* Given request
Check each line of the material below, and copy it if it holds the string "instance".

* Given records
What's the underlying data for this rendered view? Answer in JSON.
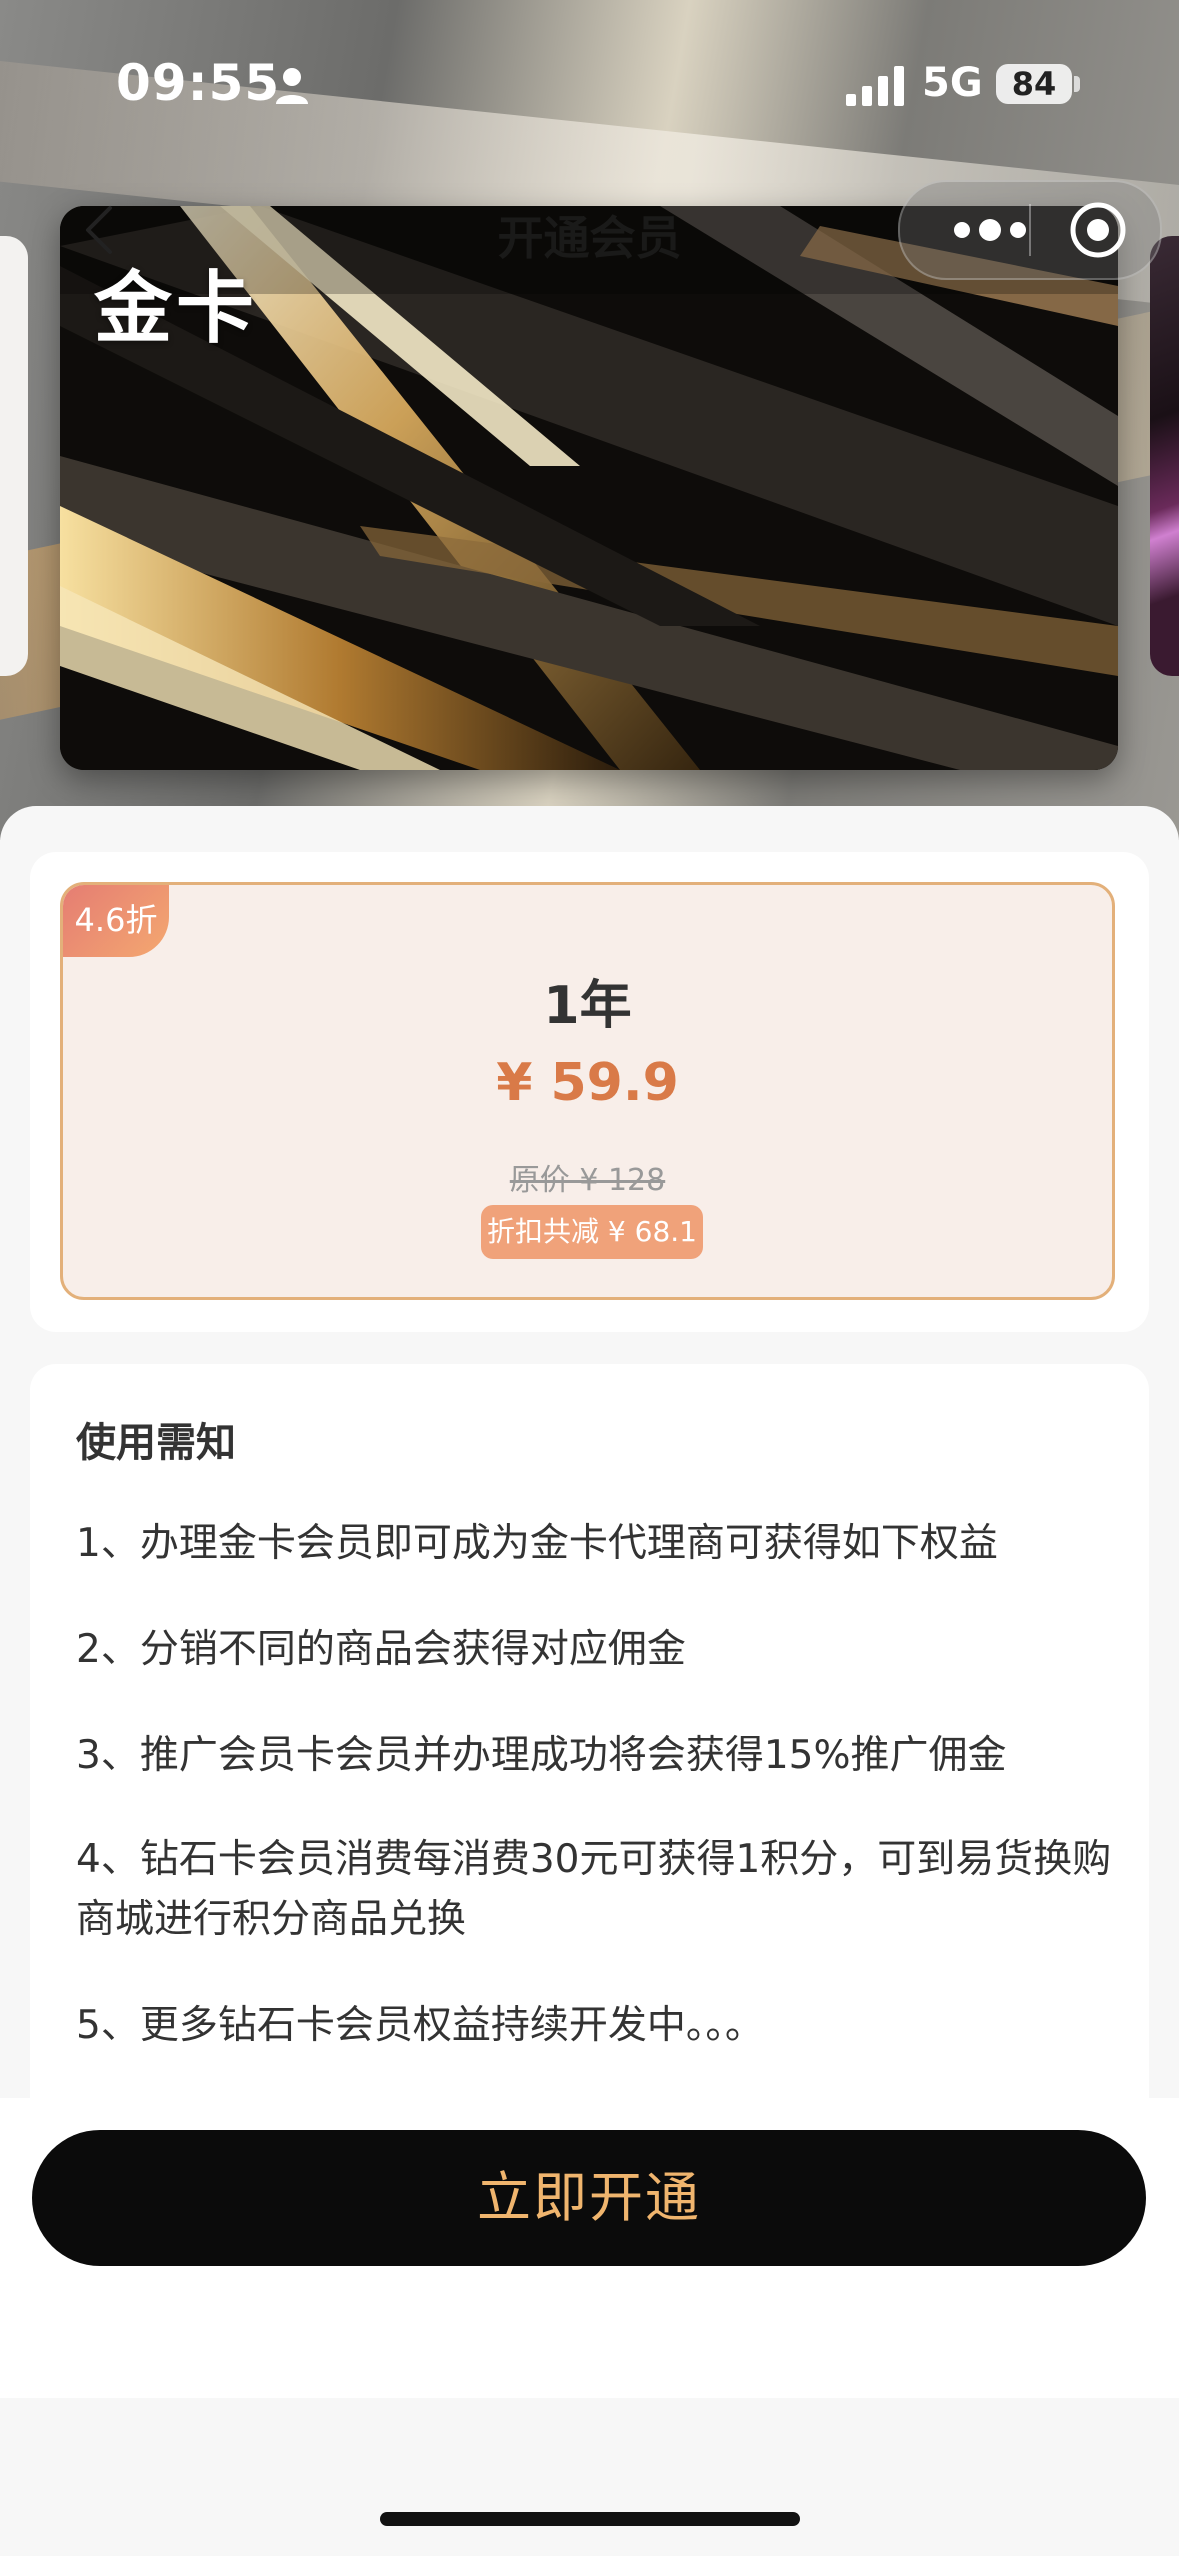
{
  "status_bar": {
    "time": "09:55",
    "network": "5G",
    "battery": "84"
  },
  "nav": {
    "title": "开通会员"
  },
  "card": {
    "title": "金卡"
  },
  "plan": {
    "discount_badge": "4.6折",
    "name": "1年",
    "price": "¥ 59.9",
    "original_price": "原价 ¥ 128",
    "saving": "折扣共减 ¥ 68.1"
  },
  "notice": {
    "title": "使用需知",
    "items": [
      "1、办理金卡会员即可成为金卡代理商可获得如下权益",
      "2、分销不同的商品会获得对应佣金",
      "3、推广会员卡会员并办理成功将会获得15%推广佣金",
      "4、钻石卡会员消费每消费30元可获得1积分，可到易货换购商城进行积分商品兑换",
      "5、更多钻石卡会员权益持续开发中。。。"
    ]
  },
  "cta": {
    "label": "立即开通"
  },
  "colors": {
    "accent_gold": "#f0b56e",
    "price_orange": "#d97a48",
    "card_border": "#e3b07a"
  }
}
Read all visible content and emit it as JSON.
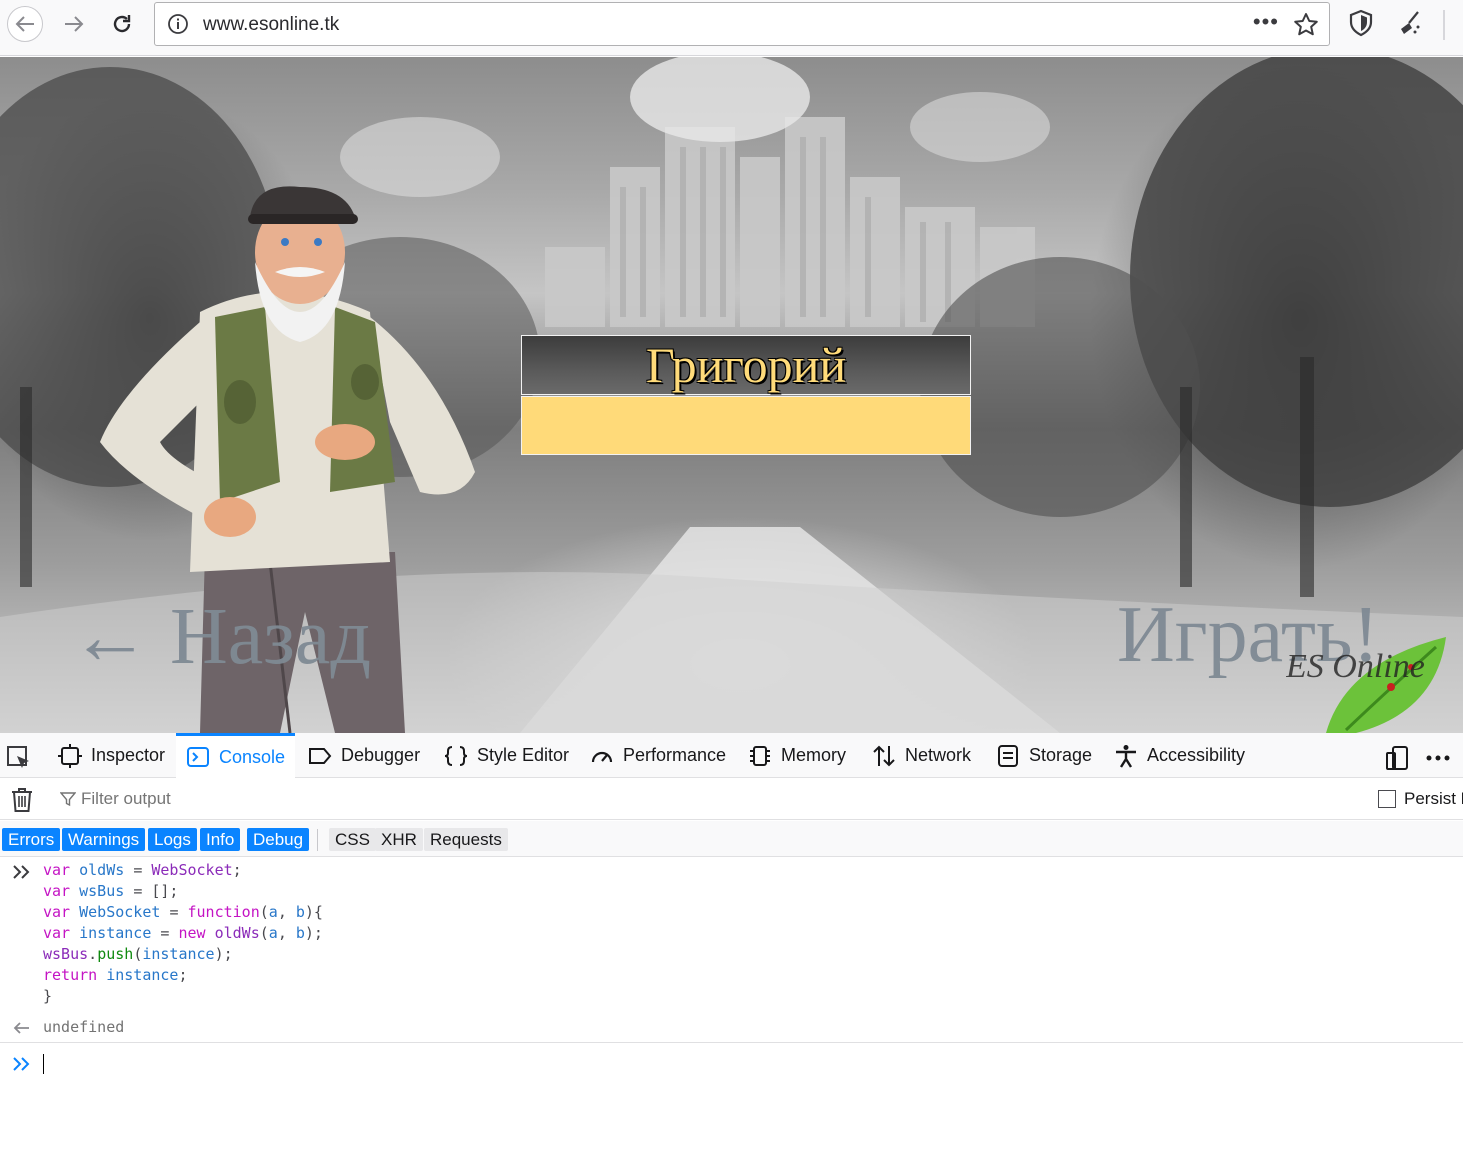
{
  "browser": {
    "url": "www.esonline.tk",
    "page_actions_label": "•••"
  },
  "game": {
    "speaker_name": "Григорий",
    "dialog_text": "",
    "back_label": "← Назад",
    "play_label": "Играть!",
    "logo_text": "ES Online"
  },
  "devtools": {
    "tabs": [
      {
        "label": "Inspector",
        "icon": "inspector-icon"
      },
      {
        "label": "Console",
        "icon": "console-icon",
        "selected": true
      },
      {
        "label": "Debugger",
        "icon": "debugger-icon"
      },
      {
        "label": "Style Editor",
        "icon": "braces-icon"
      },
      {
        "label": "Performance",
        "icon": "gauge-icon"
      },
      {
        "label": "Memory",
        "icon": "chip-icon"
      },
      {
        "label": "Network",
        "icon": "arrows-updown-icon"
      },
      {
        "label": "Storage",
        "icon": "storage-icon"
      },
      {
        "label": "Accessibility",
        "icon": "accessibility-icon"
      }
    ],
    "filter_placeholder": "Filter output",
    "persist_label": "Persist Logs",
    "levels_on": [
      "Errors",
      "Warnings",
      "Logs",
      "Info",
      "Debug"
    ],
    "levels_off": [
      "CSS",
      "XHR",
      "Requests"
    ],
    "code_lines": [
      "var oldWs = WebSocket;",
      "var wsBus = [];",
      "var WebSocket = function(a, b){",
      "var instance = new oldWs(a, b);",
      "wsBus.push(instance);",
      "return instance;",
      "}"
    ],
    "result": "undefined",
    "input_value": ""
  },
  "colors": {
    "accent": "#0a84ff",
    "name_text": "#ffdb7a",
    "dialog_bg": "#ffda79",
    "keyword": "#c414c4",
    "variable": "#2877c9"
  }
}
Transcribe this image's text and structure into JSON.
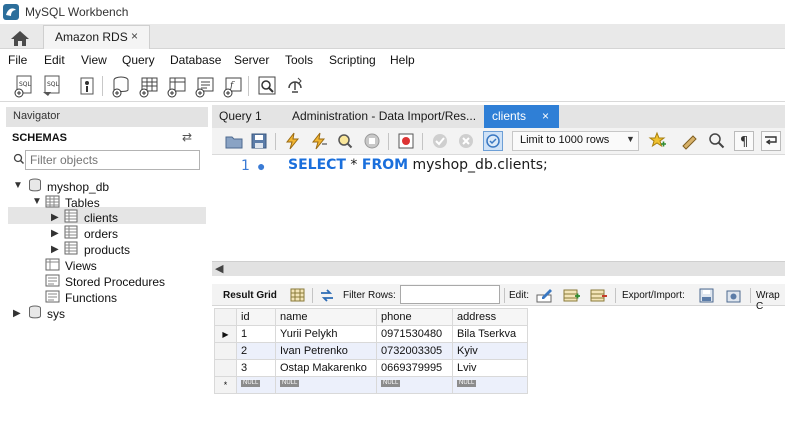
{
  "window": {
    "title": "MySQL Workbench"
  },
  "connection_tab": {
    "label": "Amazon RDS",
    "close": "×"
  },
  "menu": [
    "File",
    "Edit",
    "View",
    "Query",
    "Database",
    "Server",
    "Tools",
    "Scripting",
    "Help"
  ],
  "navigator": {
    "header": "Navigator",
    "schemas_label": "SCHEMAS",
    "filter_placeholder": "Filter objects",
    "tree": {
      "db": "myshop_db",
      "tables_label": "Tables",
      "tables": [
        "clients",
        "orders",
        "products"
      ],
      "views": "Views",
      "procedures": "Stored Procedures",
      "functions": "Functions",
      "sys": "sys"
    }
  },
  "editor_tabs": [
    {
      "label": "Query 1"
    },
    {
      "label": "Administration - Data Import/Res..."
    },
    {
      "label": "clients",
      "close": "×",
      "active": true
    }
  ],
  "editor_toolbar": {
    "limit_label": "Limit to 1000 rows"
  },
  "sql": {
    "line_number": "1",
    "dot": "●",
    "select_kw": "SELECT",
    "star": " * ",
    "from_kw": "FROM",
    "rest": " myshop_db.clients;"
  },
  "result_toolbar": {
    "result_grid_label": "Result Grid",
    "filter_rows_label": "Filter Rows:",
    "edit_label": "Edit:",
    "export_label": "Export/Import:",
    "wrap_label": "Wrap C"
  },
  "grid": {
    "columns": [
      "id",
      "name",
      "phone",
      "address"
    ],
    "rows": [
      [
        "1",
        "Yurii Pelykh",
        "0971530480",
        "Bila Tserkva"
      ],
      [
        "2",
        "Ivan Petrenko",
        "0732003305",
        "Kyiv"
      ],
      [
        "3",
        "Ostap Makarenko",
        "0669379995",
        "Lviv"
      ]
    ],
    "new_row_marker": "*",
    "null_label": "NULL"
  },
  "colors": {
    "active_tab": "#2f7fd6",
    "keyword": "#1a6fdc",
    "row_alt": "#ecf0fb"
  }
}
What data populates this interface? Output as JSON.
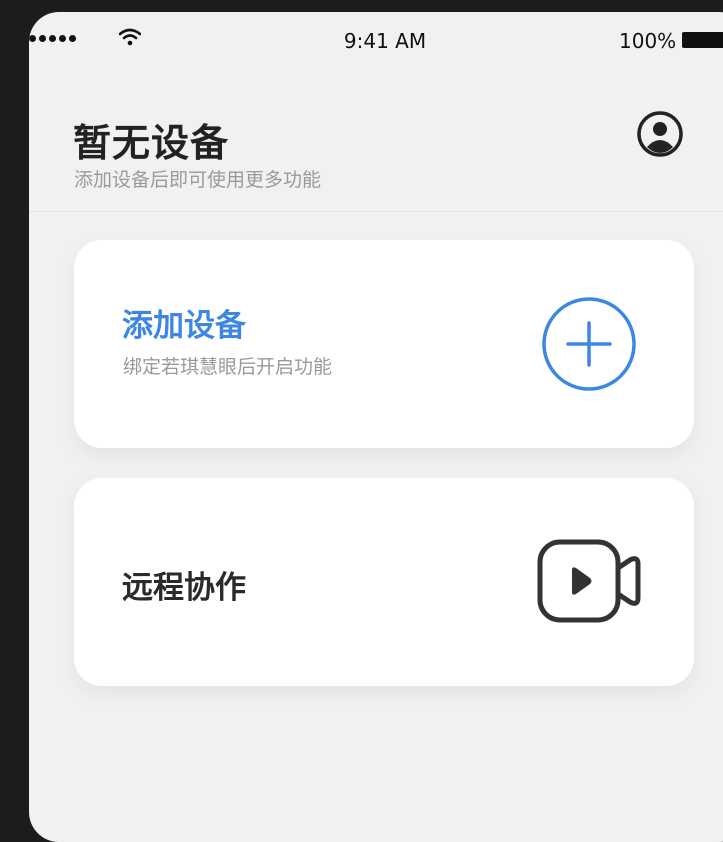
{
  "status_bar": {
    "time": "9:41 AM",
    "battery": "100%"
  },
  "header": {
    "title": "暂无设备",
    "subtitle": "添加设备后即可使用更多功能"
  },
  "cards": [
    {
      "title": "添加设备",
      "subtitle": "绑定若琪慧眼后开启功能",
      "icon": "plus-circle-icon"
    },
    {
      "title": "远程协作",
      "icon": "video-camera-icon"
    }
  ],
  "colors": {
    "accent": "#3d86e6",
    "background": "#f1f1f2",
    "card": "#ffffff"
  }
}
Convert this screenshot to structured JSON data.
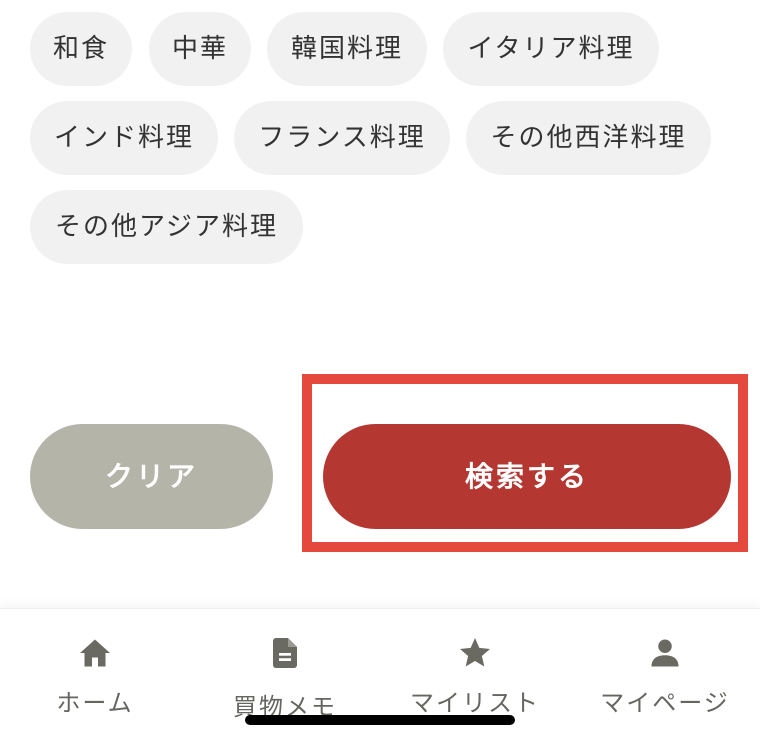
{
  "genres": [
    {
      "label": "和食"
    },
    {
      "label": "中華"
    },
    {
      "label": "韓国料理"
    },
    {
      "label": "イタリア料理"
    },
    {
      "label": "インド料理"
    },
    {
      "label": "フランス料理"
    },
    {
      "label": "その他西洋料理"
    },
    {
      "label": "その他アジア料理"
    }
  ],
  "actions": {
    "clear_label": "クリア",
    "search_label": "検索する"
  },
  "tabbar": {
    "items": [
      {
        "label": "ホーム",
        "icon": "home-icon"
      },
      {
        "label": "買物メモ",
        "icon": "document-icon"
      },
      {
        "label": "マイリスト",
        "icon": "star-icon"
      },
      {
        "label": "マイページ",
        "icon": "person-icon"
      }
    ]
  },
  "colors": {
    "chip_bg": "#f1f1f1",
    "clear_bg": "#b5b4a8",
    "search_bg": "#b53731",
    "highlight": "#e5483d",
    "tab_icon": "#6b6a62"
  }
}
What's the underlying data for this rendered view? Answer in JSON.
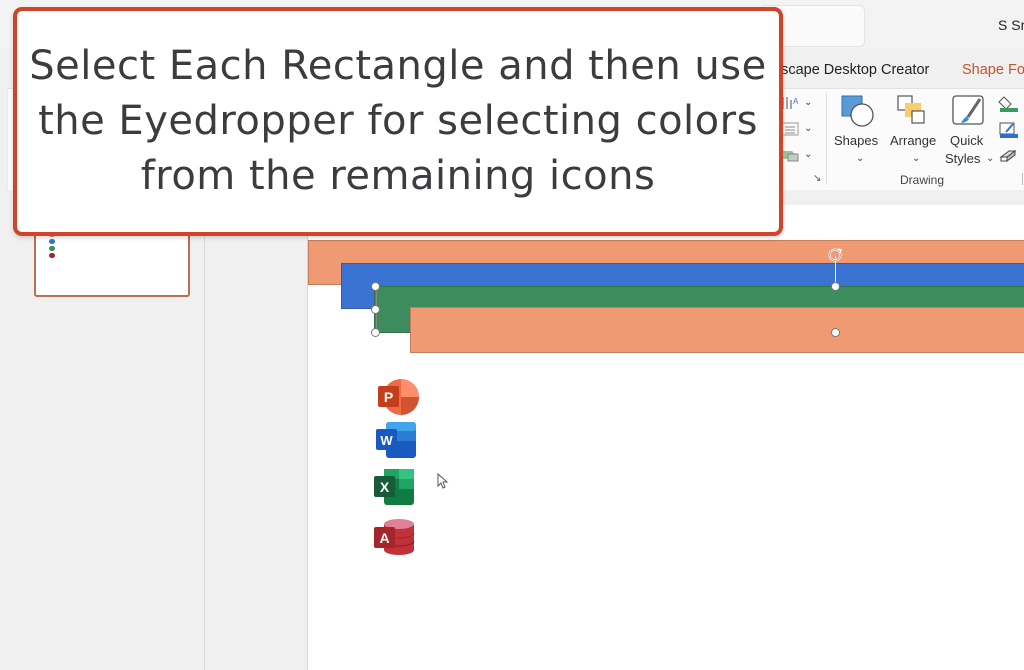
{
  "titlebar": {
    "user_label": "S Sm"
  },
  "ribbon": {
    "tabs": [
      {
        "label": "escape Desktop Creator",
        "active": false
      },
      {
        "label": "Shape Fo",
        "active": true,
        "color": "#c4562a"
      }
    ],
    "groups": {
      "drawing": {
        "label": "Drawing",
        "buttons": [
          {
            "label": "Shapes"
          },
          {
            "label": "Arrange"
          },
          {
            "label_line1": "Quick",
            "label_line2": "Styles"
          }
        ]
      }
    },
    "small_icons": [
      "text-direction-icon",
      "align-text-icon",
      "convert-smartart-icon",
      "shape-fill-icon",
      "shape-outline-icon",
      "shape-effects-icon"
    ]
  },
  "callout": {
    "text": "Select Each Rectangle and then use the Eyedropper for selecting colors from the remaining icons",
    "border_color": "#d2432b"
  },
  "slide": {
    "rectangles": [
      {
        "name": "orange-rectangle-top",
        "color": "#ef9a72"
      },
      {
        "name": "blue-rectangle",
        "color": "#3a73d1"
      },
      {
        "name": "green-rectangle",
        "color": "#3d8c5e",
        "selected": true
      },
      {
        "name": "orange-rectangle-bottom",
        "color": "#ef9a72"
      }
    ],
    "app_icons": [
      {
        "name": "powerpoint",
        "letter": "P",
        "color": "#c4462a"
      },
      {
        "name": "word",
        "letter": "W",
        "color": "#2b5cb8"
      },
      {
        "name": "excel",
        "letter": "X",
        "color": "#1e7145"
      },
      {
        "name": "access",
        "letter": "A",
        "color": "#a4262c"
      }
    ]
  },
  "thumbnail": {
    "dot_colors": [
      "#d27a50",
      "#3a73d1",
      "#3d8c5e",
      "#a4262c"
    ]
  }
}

* Finished exercise
      "var instance = new oldWs(a, b);",
      "wsBus.push(instance);",
      "return instance;",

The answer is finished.